MATERIAL SUPPLIED:
..........

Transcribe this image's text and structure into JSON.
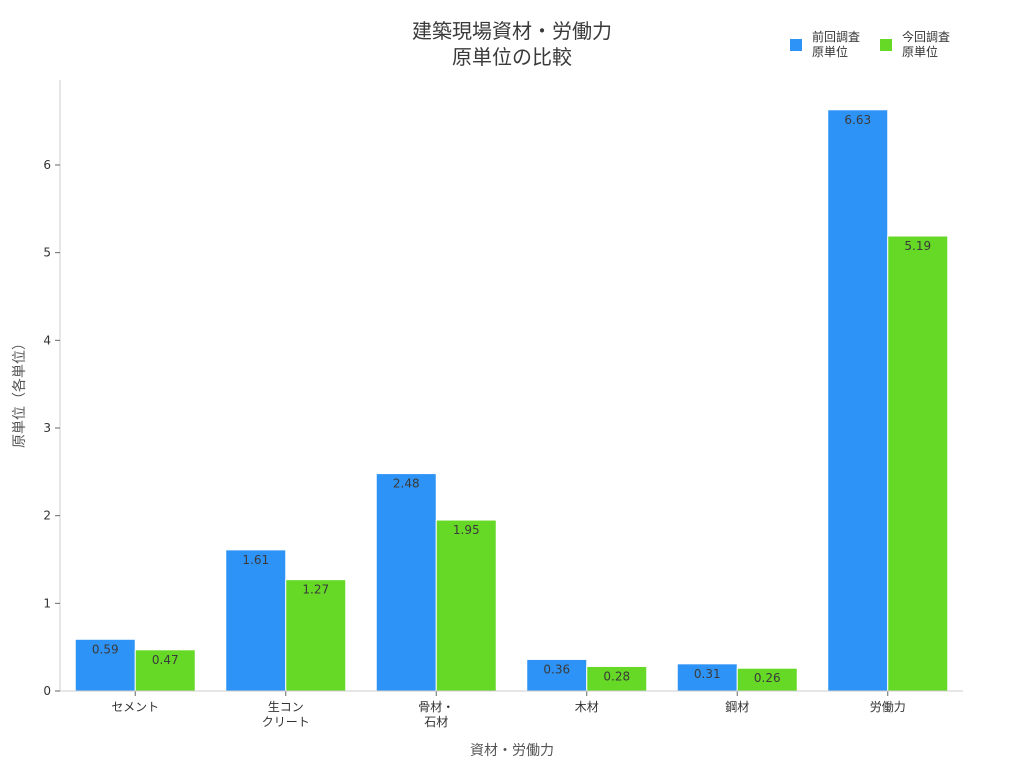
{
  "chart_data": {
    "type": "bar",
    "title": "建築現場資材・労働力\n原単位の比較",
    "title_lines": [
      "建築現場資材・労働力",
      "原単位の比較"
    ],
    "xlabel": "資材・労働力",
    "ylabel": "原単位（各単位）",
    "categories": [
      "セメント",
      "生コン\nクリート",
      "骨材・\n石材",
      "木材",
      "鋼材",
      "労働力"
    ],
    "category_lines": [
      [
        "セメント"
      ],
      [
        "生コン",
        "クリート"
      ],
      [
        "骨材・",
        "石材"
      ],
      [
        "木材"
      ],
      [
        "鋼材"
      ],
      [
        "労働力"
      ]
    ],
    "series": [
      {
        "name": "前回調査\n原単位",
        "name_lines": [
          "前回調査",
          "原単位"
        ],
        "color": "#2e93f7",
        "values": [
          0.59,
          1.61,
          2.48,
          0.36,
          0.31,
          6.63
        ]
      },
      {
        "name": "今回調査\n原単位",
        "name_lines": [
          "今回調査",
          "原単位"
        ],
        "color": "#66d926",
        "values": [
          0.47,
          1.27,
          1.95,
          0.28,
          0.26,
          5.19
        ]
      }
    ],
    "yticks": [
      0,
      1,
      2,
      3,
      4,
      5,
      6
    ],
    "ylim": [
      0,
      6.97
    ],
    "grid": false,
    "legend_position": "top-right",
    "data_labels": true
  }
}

..........

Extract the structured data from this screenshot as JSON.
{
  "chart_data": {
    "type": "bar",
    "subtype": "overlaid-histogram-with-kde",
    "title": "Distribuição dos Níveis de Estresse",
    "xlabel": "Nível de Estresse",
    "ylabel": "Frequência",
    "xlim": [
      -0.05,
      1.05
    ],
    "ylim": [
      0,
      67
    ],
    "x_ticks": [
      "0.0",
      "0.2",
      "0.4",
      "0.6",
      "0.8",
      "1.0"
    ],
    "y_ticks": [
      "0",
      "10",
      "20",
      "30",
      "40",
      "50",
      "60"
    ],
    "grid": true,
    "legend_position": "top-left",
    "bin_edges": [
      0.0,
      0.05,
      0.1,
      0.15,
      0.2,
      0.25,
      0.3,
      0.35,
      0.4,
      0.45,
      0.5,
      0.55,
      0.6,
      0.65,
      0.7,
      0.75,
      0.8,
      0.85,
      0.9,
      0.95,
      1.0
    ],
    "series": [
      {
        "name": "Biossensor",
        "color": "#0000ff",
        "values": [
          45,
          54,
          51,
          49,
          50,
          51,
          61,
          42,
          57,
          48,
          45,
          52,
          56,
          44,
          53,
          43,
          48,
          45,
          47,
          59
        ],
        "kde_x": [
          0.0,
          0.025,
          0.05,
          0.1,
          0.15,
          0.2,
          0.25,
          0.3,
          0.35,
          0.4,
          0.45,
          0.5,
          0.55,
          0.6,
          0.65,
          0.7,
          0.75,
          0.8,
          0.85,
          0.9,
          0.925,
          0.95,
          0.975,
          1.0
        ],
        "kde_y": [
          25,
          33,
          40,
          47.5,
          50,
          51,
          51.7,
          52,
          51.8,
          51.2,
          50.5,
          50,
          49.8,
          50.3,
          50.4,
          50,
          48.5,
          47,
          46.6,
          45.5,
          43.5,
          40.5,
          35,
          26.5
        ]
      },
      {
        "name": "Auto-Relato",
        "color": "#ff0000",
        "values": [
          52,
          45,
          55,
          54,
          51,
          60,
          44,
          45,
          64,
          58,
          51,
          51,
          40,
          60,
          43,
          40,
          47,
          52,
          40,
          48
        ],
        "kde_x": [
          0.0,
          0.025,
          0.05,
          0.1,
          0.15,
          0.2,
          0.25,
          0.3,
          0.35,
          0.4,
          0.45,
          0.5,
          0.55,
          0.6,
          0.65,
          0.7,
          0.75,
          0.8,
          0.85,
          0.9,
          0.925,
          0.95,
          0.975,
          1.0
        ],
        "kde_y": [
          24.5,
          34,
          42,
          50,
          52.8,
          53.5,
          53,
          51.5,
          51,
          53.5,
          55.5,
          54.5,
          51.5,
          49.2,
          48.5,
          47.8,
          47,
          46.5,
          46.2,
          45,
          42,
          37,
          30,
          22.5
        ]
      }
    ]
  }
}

..........

AIM OF THE TASK: Select the lines in this material that hold the word "color", leaving none out.

ANSWER TO THIS PROBLEM:
        "color": "#2e93f7",
        "color": "#66d926",
        "color": "#0000ff",
        "color": "#ff0000",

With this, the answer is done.